YOUR INSTRUCTIONS >>
Return each line of the listing that contains the string "this".

PROVIDED INFORMATION >>
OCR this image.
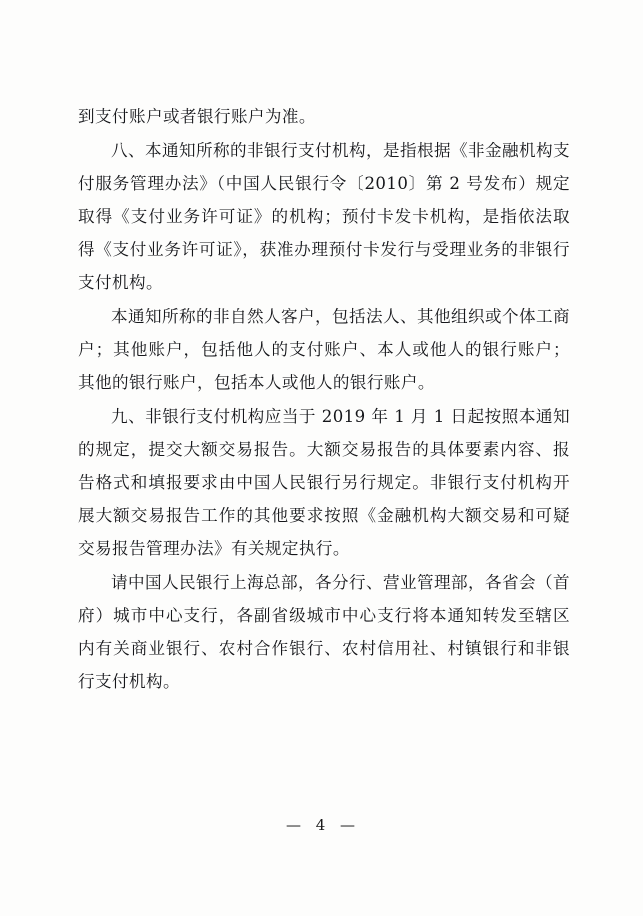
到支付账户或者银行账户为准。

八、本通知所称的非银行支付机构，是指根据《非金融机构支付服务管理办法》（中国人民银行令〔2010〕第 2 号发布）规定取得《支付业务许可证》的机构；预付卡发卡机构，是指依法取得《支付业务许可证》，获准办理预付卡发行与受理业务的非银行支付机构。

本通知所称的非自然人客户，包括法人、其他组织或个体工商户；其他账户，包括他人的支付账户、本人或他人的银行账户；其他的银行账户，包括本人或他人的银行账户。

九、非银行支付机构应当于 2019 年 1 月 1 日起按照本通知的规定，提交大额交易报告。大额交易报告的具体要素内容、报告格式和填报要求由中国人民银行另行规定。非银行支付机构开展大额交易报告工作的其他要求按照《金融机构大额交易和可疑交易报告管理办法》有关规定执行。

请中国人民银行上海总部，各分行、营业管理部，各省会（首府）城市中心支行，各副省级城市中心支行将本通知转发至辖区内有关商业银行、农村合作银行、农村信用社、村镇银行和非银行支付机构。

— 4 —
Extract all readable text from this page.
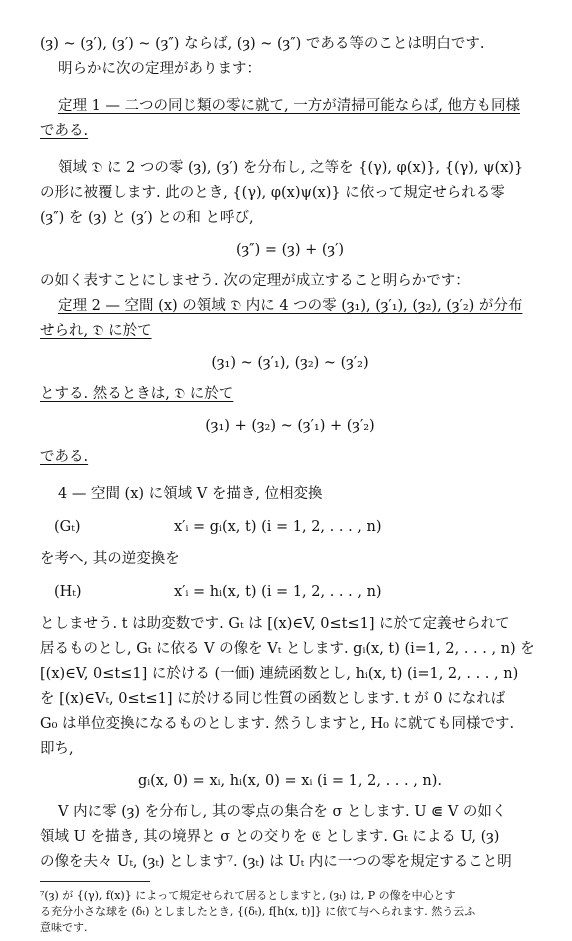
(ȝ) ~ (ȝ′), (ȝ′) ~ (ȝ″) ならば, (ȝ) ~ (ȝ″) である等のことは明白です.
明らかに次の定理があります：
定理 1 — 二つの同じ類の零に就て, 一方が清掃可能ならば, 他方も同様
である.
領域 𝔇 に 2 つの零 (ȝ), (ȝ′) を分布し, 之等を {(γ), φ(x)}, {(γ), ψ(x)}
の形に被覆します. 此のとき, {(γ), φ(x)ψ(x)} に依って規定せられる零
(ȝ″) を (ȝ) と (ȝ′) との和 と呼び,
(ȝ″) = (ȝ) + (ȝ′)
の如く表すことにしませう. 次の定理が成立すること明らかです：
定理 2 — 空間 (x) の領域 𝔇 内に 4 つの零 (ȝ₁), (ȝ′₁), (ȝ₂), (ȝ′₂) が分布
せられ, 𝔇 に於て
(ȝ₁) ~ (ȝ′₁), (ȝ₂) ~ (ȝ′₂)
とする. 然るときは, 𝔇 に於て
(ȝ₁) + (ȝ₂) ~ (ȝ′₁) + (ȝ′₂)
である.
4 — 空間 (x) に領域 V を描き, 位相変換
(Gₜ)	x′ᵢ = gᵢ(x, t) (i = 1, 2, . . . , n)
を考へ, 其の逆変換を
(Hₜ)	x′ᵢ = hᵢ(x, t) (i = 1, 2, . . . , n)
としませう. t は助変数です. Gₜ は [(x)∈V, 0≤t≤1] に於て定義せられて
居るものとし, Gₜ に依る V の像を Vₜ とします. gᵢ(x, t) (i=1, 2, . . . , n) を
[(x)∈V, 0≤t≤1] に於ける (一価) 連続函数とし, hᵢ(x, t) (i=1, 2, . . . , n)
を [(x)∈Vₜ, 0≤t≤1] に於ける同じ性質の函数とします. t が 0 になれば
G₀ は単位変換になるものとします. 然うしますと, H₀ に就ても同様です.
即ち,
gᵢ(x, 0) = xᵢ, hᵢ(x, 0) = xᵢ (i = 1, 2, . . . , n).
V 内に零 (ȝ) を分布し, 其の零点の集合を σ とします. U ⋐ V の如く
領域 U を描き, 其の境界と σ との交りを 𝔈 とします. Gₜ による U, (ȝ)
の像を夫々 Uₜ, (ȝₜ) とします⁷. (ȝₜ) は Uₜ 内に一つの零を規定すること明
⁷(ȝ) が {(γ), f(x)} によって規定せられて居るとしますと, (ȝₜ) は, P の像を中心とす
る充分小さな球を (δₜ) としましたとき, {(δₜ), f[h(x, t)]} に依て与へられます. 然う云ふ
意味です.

COMPLETE OUTPUT >>
OCR this image.
Extract all readable text from this page.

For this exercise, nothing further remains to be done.